* start *

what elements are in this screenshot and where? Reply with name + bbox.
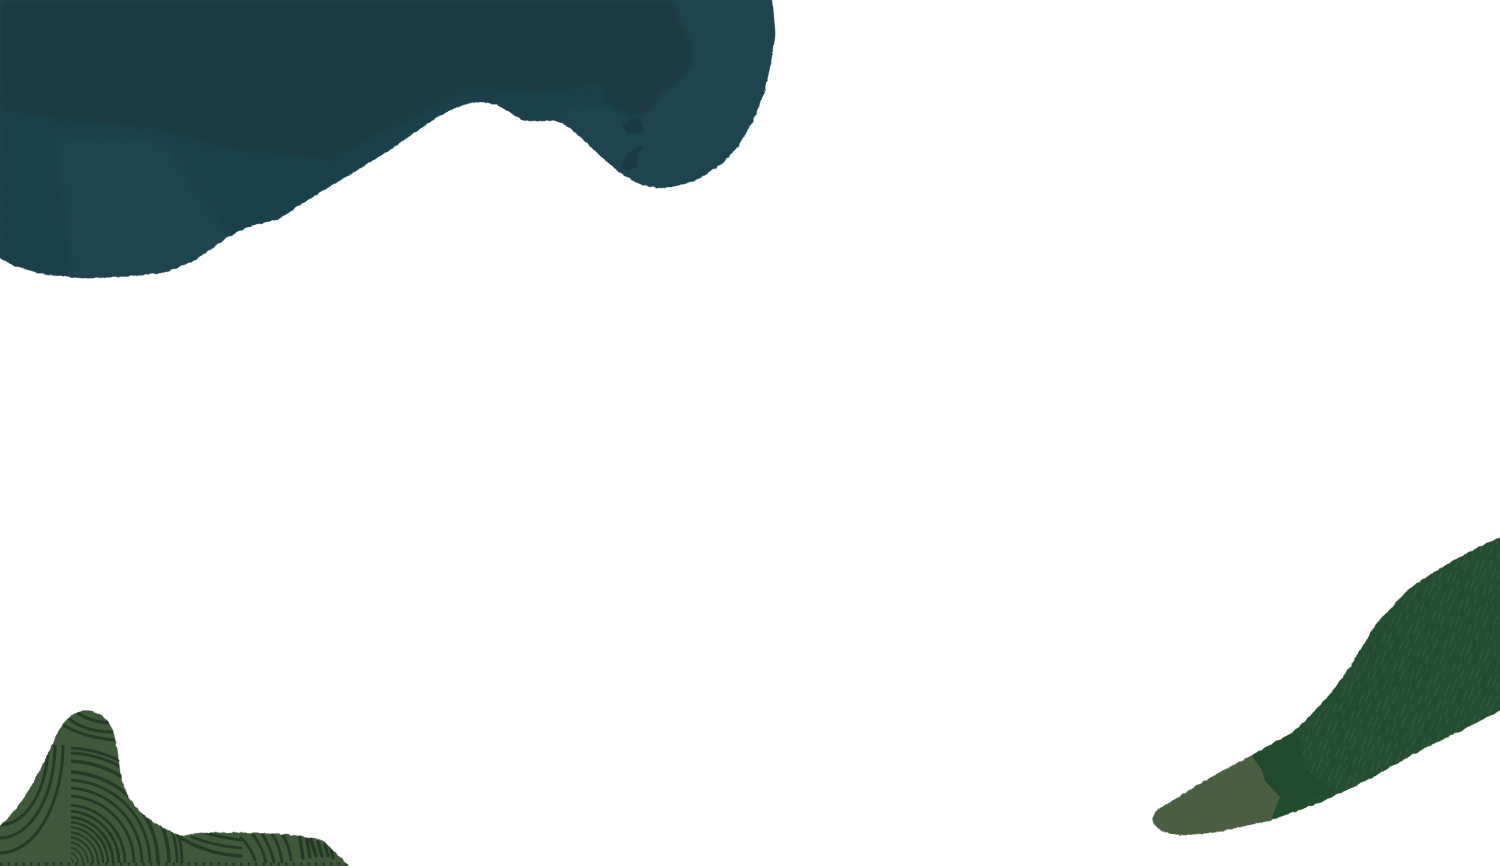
- leaf texture: [1301, 538, 1500, 794]
- shape: green leaf bottom right: [1140, 530, 1500, 840]
- hatch: peak curves: [63, 713, 116, 740]
- mid-tone textured wash: [0, 0, 640, 290]
- shape: green hatched hill bottom left: [0, 700, 360, 866]
- leaf darker band: [1304, 764, 1305, 766]
- hatch: left arcs: [0, 745, 63, 853]
- dark ink spots: [622, 118, 644, 170]
- dark upper wash: [0, 0, 692, 160]
- hatch: concentric arcs: [67, 748, 182, 863]
- shape: teal blob top left: [0, 0, 790, 290]
- hatch: lower right strokes: [178, 833, 333, 862]
- hatch: bottom dashed row: [0, 862, 350, 866]
- leaf olive tip: [1145, 755, 1280, 838]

* end *

● **Exercise aim**
In the items above, change every "shape" to "form" and give the lines again with nothing else altered. Leave the pictures out.

● **Response**
what elements are in this screenshot and where? Reply with name + bbox.
- leaf texture: [1301, 538, 1500, 794]
- form: green leaf bottom right: [1140, 530, 1500, 840]
- hatch: peak curves: [63, 713, 116, 740]
- mid-tone textured wash: [0, 0, 640, 290]
- form: green hatched hill bottom left: [0, 700, 360, 866]
- leaf darker band: [1304, 764, 1305, 766]
- hatch: left arcs: [0, 745, 63, 853]
- dark ink spots: [622, 118, 644, 170]
- dark upper wash: [0, 0, 692, 160]
- hatch: concentric arcs: [67, 748, 182, 863]
- form: teal blob top left: [0, 0, 790, 290]
- hatch: lower right strokes: [178, 833, 333, 862]
- hatch: bottom dashed row: [0, 862, 350, 866]
- leaf olive tip: [1145, 755, 1280, 838]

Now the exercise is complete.